TASK DESCRIPTION: Output the records. Match them exactly.

GIVEN ENTRIES:
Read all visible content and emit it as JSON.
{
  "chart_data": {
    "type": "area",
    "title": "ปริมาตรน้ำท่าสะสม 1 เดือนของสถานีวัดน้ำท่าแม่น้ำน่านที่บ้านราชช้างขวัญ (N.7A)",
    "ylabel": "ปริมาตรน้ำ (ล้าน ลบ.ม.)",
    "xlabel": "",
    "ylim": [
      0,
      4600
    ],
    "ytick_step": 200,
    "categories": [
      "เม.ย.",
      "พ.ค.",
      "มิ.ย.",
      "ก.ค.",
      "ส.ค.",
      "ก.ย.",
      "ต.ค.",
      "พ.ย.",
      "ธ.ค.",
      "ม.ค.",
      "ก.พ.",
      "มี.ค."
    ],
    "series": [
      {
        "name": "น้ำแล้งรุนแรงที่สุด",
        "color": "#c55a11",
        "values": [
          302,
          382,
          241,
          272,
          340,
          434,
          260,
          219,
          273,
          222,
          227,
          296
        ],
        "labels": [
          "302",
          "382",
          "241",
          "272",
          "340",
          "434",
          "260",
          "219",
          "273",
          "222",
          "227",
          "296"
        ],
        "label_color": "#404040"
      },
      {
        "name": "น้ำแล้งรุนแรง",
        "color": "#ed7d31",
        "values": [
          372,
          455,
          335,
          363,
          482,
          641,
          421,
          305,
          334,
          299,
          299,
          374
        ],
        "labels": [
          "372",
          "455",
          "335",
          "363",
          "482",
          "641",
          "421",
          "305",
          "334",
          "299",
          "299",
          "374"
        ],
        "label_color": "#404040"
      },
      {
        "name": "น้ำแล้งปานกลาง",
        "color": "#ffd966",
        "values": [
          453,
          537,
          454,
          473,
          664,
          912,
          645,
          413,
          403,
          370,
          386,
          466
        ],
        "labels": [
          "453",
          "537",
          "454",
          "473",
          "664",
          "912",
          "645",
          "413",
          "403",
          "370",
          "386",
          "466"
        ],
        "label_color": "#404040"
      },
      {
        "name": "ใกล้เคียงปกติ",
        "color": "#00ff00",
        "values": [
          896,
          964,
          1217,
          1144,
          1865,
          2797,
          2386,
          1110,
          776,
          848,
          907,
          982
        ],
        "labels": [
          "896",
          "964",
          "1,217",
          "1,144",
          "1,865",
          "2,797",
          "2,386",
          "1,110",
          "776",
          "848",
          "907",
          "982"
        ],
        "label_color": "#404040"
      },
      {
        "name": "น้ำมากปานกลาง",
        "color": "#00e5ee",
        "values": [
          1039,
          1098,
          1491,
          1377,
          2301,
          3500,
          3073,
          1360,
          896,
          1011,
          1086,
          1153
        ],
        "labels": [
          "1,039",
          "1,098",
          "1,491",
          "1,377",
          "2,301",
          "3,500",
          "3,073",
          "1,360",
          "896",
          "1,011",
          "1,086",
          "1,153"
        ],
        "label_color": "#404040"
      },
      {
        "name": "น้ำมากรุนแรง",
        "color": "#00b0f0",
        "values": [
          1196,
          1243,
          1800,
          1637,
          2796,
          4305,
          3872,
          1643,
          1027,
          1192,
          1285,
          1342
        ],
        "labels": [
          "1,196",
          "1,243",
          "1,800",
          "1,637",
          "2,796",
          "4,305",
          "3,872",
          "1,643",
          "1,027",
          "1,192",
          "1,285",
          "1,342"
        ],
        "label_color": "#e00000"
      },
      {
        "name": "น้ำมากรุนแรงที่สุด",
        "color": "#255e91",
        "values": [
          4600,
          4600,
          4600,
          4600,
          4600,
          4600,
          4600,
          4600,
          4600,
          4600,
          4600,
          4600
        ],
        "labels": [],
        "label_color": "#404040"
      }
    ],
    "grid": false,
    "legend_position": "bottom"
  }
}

TASK ANSWER:
Read all visible content and emit it as JSON.
{
  "chart_data": {
    "type": "area",
    "title": "ปริมาตรน้ำท่าสะสม 1 เดือนของสถานีวัดน้ำท่าแม่น้ำน่านที่บ้านราชช้างขวัญ (N.7A)",
    "ylabel": "ปริมาตรน้ำ (ล้าน ลบ.ม.)",
    "xlabel": "",
    "ylim": [
      0,
      4600
    ],
    "ytick_step": 200,
    "categories": [
      "เม.ย.",
      "พ.ค.",
      "มิ.ย.",
      "ก.ค.",
      "ส.ค.",
      "ก.ย.",
      "ต.ค.",
      "พ.ย.",
      "ธ.ค.",
      "ม.ค.",
      "ก.พ.",
      "มี.ค."
    ],
    "series": [
      {
        "name": "น้ำแล้งรุนแรงที่สุด",
        "color": "#c55a11",
        "values": [
          302,
          382,
          241,
          272,
          340,
          434,
          260,
          219,
          273,
          222,
          227,
          296
        ],
        "labels": [
          "302",
          "382",
          "241",
          "272",
          "340",
          "434",
          "260",
          "219",
          "273",
          "222",
          "227",
          "296"
        ],
        "label_color": "#404040"
      },
      {
        "name": "น้ำแล้งรุนแรง",
        "color": "#ed7d31",
        "values": [
          372,
          455,
          335,
          363,
          482,
          641,
          421,
          305,
          334,
          299,
          299,
          374
        ],
        "labels": [
          "372",
          "455",
          "335",
          "363",
          "482",
          "641",
          "421",
          "305",
          "334",
          "299",
          "299",
          "374"
        ],
        "label_color": "#404040"
      },
      {
        "name": "น้ำแล้งปานกลาง",
        "color": "#ffd966",
        "values": [
          453,
          537,
          454,
          473,
          664,
          912,
          645,
          413,
          403,
          370,
          386,
          466
        ],
        "labels": [
          "453",
          "537",
          "454",
          "473",
          "664",
          "912",
          "645",
          "413",
          "403",
          "370",
          "386",
          "466"
        ],
        "label_color": "#404040"
      },
      {
        "name": "ใกล้เคียงปกติ",
        "color": "#00ff00",
        "values": [
          896,
          964,
          1217,
          1144,
          1865,
          2797,
          2386,
          1110,
          776,
          848,
          907,
          982
        ],
        "labels": [
          "896",
          "964",
          "1,217",
          "1,144",
          "1,865",
          "2,797",
          "2,386",
          "1,110",
          "776",
          "848",
          "907",
          "982"
        ],
        "label_color": "#404040"
      },
      {
        "name": "น้ำมากปานกลาง",
        "color": "#00e5ee",
        "values": [
          1039,
          1098,
          1491,
          1377,
          2301,
          3500,
          3073,
          1360,
          896,
          1011,
          1086,
          1153
        ],
        "labels": [
          "1,039",
          "1,098",
          "1,491",
          "1,377",
          "2,301",
          "3,500",
          "3,073",
          "1,360",
          "896",
          "1,011",
          "1,086",
          "1,153"
        ],
        "label_color": "#404040"
      },
      {
        "name": "น้ำมากรุนแรง",
        "color": "#00b0f0",
        "values": [
          1196,
          1243,
          1800,
          1637,
          2796,
          4305,
          3872,
          1643,
          1027,
          1192,
          1285,
          1342
        ],
        "labels": [
          "1,196",
          "1,243",
          "1,800",
          "1,637",
          "2,796",
          "4,305",
          "3,872",
          "1,643",
          "1,027",
          "1,192",
          "1,285",
          "1,342"
        ],
        "label_color": "#e00000"
      },
      {
        "name": "น้ำมากรุนแรงที่สุด",
        "color": "#255e91",
        "values": [
          4600,
          4600,
          4600,
          4600,
          4600,
          4600,
          4600,
          4600,
          4600,
          4600,
          4600,
          4600
        ],
        "labels": [],
        "label_color": "#404040"
      }
    ],
    "grid": false,
    "legend_position": "bottom"
  }
}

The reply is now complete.